> **EXERCISE DIRECTIONS**
Set down the full listing exactly as given. Any pictures are to be left out.

> **AVAILABLE DATA**
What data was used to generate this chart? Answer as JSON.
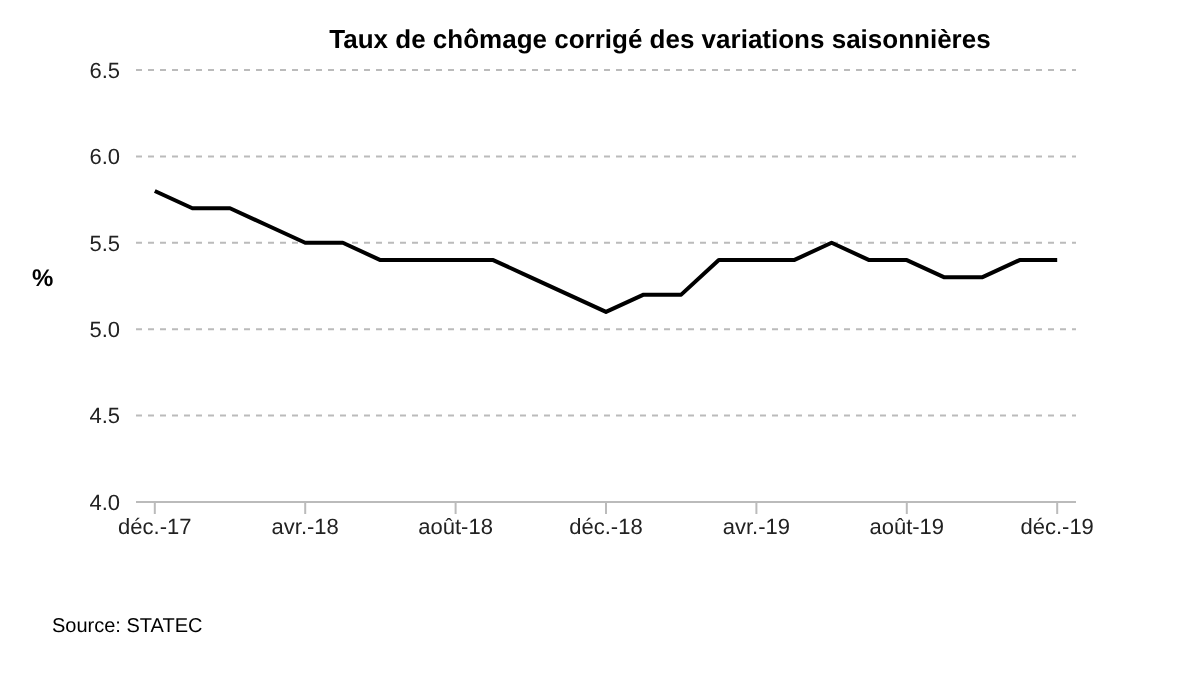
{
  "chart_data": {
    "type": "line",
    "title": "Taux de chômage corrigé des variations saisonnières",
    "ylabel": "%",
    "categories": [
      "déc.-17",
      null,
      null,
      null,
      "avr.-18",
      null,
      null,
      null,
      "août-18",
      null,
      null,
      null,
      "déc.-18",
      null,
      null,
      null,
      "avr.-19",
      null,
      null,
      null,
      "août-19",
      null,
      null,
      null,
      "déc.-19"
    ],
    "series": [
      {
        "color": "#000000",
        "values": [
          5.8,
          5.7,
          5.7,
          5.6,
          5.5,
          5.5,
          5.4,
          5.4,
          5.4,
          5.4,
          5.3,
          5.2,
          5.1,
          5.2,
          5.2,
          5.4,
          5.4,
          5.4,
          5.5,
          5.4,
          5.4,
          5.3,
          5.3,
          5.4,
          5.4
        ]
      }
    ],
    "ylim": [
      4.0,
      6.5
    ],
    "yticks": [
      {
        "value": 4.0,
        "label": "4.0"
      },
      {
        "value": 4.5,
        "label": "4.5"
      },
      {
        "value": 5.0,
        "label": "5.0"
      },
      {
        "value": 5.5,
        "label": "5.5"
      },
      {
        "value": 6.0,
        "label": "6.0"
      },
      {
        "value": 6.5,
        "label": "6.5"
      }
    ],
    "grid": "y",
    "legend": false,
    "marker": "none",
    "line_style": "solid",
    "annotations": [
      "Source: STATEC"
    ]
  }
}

> **SOLUTION**
What data was used to generate this chart? Answer as JSON.
{
  "chart_data": {
    "type": "line",
    "title": "Taux de chômage corrigé des variations saisonnières",
    "ylabel": "%",
    "categories": [
      "déc.-17",
      null,
      null,
      null,
      "avr.-18",
      null,
      null,
      null,
      "août-18",
      null,
      null,
      null,
      "déc.-18",
      null,
      null,
      null,
      "avr.-19",
      null,
      null,
      null,
      "août-19",
      null,
      null,
      null,
      "déc.-19"
    ],
    "series": [
      {
        "color": "#000000",
        "values": [
          5.8,
          5.7,
          5.7,
          5.6,
          5.5,
          5.5,
          5.4,
          5.4,
          5.4,
          5.4,
          5.3,
          5.2,
          5.1,
          5.2,
          5.2,
          5.4,
          5.4,
          5.4,
          5.5,
          5.4,
          5.4,
          5.3,
          5.3,
          5.4,
          5.4
        ]
      }
    ],
    "ylim": [
      4.0,
      6.5
    ],
    "yticks": [
      {
        "value": 4.0,
        "label": "4.0"
      },
      {
        "value": 4.5,
        "label": "4.5"
      },
      {
        "value": 5.0,
        "label": "5.0"
      },
      {
        "value": 5.5,
        "label": "5.5"
      },
      {
        "value": 6.0,
        "label": "6.0"
      },
      {
        "value": 6.5,
        "label": "6.5"
      }
    ],
    "grid": "y",
    "legend": false,
    "marker": "none",
    "line_style": "solid",
    "annotations": [
      "Source: STATEC"
    ]
  }
}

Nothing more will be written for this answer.